Entries with figure data:
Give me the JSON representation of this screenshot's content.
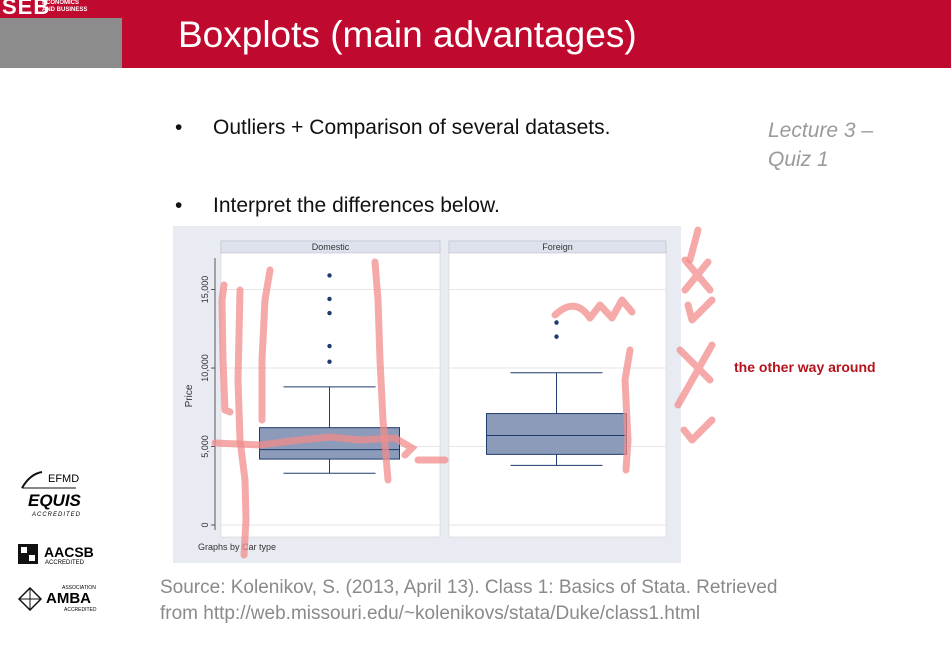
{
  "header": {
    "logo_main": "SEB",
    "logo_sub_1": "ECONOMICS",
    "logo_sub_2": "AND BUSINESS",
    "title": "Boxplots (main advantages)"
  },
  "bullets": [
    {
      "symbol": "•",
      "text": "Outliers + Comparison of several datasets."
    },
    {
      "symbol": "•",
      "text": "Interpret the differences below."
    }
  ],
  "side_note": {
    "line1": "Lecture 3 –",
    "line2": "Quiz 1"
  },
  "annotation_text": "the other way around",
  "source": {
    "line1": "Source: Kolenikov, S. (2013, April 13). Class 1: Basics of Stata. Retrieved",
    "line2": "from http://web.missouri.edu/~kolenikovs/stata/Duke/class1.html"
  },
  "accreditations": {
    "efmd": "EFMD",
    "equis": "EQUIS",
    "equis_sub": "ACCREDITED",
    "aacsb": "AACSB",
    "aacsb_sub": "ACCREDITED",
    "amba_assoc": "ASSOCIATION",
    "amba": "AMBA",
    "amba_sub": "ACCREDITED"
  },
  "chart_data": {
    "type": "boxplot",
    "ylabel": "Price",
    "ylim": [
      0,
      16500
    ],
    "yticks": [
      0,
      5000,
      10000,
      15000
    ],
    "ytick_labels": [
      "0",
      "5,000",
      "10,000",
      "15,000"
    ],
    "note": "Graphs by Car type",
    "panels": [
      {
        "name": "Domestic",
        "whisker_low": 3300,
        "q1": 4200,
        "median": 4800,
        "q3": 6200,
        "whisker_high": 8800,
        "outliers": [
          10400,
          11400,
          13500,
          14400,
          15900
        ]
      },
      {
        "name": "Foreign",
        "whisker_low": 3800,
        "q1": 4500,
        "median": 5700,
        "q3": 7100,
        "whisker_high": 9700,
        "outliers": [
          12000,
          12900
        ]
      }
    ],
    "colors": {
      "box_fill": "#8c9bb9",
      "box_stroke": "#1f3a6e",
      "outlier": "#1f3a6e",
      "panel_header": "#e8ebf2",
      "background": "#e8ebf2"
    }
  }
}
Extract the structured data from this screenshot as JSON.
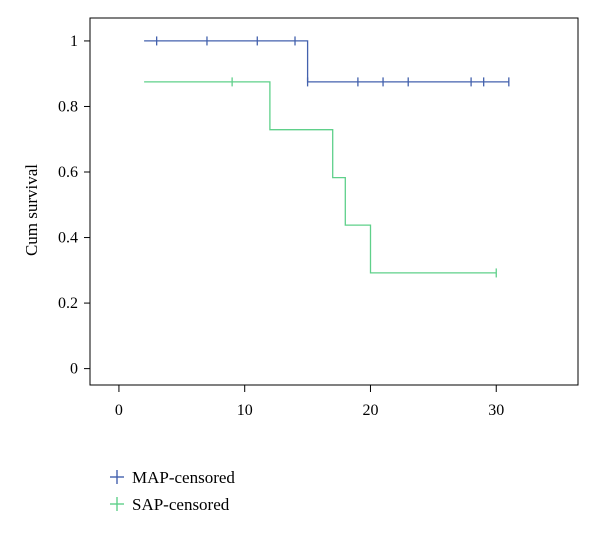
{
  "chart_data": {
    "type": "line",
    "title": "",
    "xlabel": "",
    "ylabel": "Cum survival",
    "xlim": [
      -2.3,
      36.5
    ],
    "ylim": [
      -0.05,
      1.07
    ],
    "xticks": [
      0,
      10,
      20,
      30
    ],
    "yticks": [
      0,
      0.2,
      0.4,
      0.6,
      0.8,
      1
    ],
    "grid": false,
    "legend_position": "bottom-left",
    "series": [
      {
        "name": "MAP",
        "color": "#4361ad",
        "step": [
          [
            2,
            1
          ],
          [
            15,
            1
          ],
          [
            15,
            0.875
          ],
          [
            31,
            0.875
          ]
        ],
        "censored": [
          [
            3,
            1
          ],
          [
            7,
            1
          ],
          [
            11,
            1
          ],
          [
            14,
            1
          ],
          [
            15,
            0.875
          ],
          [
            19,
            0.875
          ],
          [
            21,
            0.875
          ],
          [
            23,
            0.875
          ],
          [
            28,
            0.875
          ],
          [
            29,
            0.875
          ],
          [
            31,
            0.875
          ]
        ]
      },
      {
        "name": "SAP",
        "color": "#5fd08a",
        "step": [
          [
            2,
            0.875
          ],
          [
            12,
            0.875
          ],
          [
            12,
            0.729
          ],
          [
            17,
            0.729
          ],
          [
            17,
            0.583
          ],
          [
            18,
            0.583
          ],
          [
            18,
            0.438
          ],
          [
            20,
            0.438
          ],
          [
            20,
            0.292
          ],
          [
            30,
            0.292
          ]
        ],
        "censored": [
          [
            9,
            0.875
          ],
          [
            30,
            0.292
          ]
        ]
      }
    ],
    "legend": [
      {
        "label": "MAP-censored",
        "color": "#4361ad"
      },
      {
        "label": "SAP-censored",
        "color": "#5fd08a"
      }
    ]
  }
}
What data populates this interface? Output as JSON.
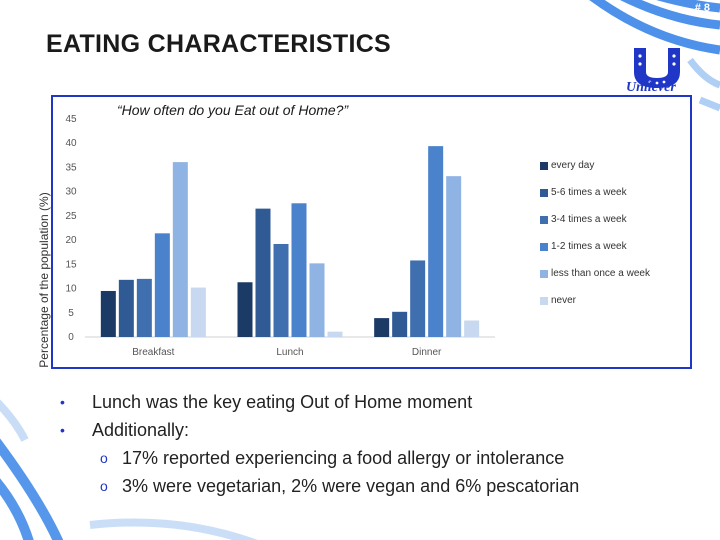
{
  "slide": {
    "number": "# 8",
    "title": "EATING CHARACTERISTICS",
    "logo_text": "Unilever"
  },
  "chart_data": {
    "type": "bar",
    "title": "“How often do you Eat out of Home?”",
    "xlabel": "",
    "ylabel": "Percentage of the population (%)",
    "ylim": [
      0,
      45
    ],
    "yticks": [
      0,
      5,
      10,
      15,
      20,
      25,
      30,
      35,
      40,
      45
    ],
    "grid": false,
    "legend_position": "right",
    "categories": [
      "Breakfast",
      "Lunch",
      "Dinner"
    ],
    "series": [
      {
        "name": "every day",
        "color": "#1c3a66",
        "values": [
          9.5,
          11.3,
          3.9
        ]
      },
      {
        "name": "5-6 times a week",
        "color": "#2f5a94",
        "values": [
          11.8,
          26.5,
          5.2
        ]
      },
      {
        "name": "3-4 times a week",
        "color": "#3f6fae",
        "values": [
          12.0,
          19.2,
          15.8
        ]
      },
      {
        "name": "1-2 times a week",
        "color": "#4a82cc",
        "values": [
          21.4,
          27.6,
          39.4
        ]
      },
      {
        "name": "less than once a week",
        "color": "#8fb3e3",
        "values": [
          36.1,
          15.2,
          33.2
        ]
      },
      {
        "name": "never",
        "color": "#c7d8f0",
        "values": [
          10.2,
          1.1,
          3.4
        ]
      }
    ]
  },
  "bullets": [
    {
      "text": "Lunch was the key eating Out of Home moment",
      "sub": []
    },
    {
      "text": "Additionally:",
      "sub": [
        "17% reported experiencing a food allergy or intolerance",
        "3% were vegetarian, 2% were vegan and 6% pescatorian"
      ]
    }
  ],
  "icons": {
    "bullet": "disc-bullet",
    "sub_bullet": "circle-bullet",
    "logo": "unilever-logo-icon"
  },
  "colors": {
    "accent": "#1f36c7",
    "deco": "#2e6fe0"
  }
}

__Given problem__: Repeat only the lines from the one with "What data populates" through the end of the data, both included and exactly as written. Pictures stay out of the copy.

__Response to the task__:
What data populates this interface? Output as JSON.
{
  "slide": {
    "number": "# 8",
    "title": "EATING CHARACTERISTICS",
    "logo_text": "Unilever"
  },
  "chart_data": {
    "type": "bar",
    "title": "“How often do you Eat out of Home?”",
    "xlabel": "",
    "ylabel": "Percentage of the population (%)",
    "ylim": [
      0,
      45
    ],
    "yticks": [
      0,
      5,
      10,
      15,
      20,
      25,
      30,
      35,
      40,
      45
    ],
    "grid": false,
    "legend_position": "right",
    "categories": [
      "Breakfast",
      "Lunch",
      "Dinner"
    ],
    "series": [
      {
        "name": "every day",
        "color": "#1c3a66",
        "values": [
          9.5,
          11.3,
          3.9
        ]
      },
      {
        "name": "5-6 times a week",
        "color": "#2f5a94",
        "values": [
          11.8,
          26.5,
          5.2
        ]
      },
      {
        "name": "3-4 times a week",
        "color": "#3f6fae",
        "values": [
          12.0,
          19.2,
          15.8
        ]
      },
      {
        "name": "1-2 times a week",
        "color": "#4a82cc",
        "values": [
          21.4,
          27.6,
          39.4
        ]
      },
      {
        "name": "less than once a week",
        "color": "#8fb3e3",
        "values": [
          36.1,
          15.2,
          33.2
        ]
      },
      {
        "name": "never",
        "color": "#c7d8f0",
        "values": [
          10.2,
          1.1,
          3.4
        ]
      }
    ]
  },
  "bullets": [
    {
      "text": "Lunch was the key eating Out of Home moment",
      "sub": []
    },
    {
      "text": "Additionally:",
      "sub": [
        "17% reported experiencing a food allergy or intolerance",
        "3% were vegetarian, 2% were vegan and 6% pescatorian"
      ]
    }
  ],
  "icons": {
    "bullet": "disc-bullet",
    "sub_bullet": "circle-bullet",
    "logo": "unilever-logo-icon"
  },
  "colors": {
    "accent": "#1f36c7",
    "deco": "#2e6fe0"
  }
}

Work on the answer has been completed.